● Task directions: In the copy, keep every record exact and leave out all images.

● Data for this exercise:
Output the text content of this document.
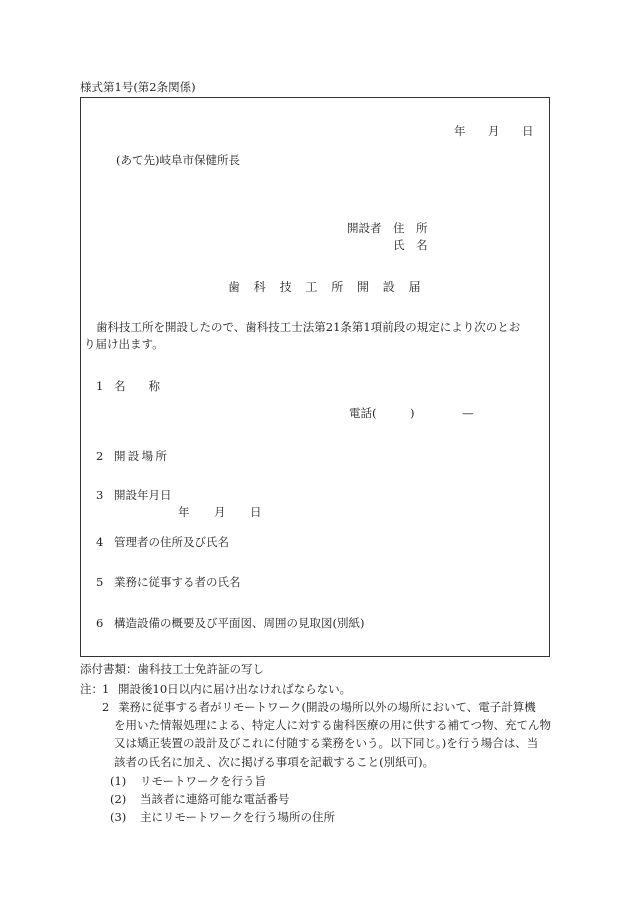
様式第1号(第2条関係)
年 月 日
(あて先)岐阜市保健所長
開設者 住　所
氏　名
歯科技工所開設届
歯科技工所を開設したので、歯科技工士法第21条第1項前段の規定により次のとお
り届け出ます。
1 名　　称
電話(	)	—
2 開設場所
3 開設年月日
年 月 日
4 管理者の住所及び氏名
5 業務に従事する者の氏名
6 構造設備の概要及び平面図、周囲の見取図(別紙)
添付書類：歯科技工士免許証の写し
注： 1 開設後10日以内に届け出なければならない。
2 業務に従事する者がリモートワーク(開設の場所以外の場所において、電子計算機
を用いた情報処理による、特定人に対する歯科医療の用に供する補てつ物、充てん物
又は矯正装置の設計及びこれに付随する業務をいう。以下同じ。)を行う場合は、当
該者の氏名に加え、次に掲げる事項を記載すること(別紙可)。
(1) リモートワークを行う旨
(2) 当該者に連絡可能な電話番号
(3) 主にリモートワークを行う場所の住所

● Answer to the task:
Output the text content of this document.
様式第1号(第2条関係)
年 月 日
(あて先)岐阜市保健所長
開設者 住　所
氏　名
歯科技工所開設届
歯科技工所を開設したので、歯科技工士法第21条第1項前段の規定により次のとお
り届け出ます。
1 名　　称
電話(	)	—
2 開設場所
3 開設年月日
年 月 日
4 管理者の住所及び氏名
5 業務に従事する者の氏名
6 構造設備の概要及び平面図、周囲の見取図(別紙)
添付書類：歯科技工士免許証の写し
注： 1 開設後10日以内に届け出なければならない。
2 業務に従事する者がリモートワーク(開設の場所以外の場所において、電子計算機
を用いた情報処理による、特定人に対する歯科医療の用に供する補てつ物、充てん物
又は矯正装置の設計及びこれに付随する業務をいう。以下同じ。)を行う場合は、当
該者の氏名に加え、次に掲げる事項を記載すること(別紙可)。
(1) リモートワークを行う旨
(2) 当該者に連絡可能な電話番号
(3) 主にリモートワークを行う場所の住所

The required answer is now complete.